SET EXERCISE = All the records that follow need to be reproduced exactly. Omit the images.
--*--
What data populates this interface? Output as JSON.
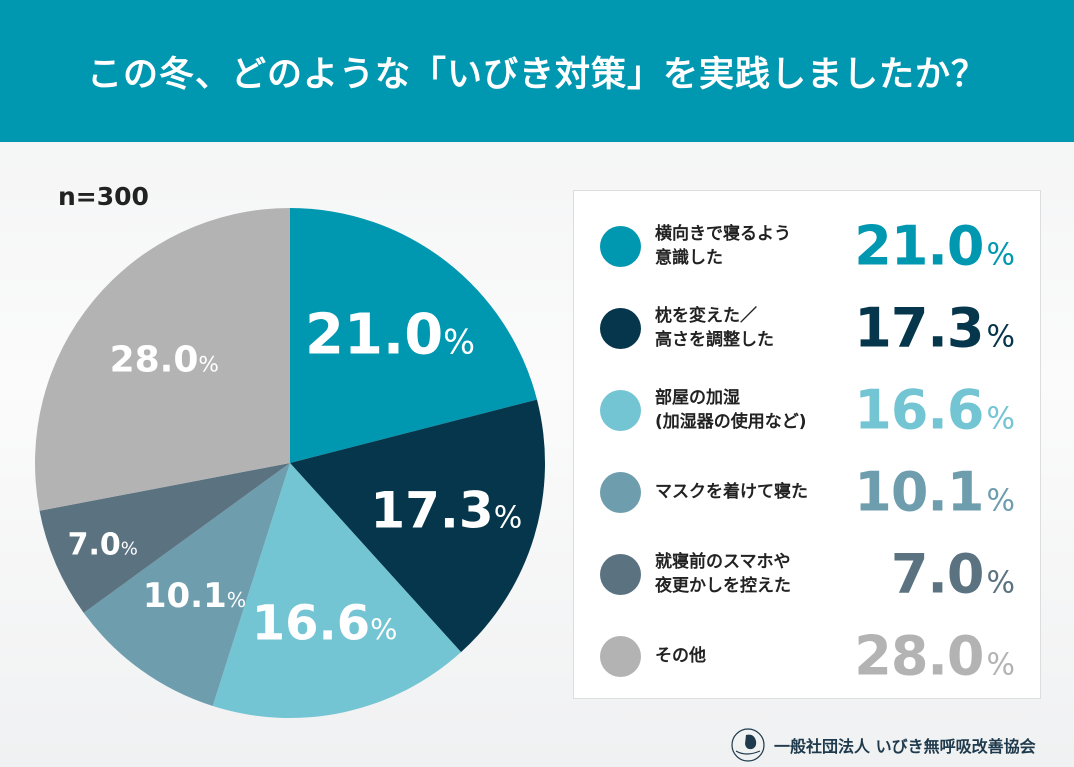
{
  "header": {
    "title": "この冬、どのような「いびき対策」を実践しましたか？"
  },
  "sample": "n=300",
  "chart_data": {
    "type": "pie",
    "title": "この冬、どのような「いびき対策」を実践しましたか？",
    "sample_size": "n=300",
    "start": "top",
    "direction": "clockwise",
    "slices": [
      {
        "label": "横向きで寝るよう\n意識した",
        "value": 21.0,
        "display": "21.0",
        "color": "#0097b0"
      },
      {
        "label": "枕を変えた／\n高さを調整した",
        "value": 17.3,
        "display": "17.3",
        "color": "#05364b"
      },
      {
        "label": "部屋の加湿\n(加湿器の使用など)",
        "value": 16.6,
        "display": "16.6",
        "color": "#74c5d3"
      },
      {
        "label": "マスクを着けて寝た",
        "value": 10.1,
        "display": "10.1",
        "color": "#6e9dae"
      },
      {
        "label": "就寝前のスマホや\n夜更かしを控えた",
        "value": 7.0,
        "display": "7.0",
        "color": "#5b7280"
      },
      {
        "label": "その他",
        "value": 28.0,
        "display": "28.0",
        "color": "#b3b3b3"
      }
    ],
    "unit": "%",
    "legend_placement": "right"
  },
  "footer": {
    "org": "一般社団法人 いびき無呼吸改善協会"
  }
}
--*--
TASK RESULT =
What data populates this interface? Output as JSON.
{
  "header": {
    "title": "この冬、どのような「いびき対策」を実践しましたか？"
  },
  "sample": "n=300",
  "chart_data": {
    "type": "pie",
    "title": "この冬、どのような「いびき対策」を実践しましたか？",
    "sample_size": "n=300",
    "start": "top",
    "direction": "clockwise",
    "slices": [
      {
        "label": "横向きで寝るよう\n意識した",
        "value": 21.0,
        "display": "21.0",
        "color": "#0097b0"
      },
      {
        "label": "枕を変えた／\n高さを調整した",
        "value": 17.3,
        "display": "17.3",
        "color": "#05364b"
      },
      {
        "label": "部屋の加湿\n(加湿器の使用など)",
        "value": 16.6,
        "display": "16.6",
        "color": "#74c5d3"
      },
      {
        "label": "マスクを着けて寝た",
        "value": 10.1,
        "display": "10.1",
        "color": "#6e9dae"
      },
      {
        "label": "就寝前のスマホや\n夜更かしを控えた",
        "value": 7.0,
        "display": "7.0",
        "color": "#5b7280"
      },
      {
        "label": "その他",
        "value": 28.0,
        "display": "28.0",
        "color": "#b3b3b3"
      }
    ],
    "unit": "%",
    "legend_placement": "right"
  },
  "footer": {
    "org": "一般社団法人 いびき無呼吸改善協会"
  }
}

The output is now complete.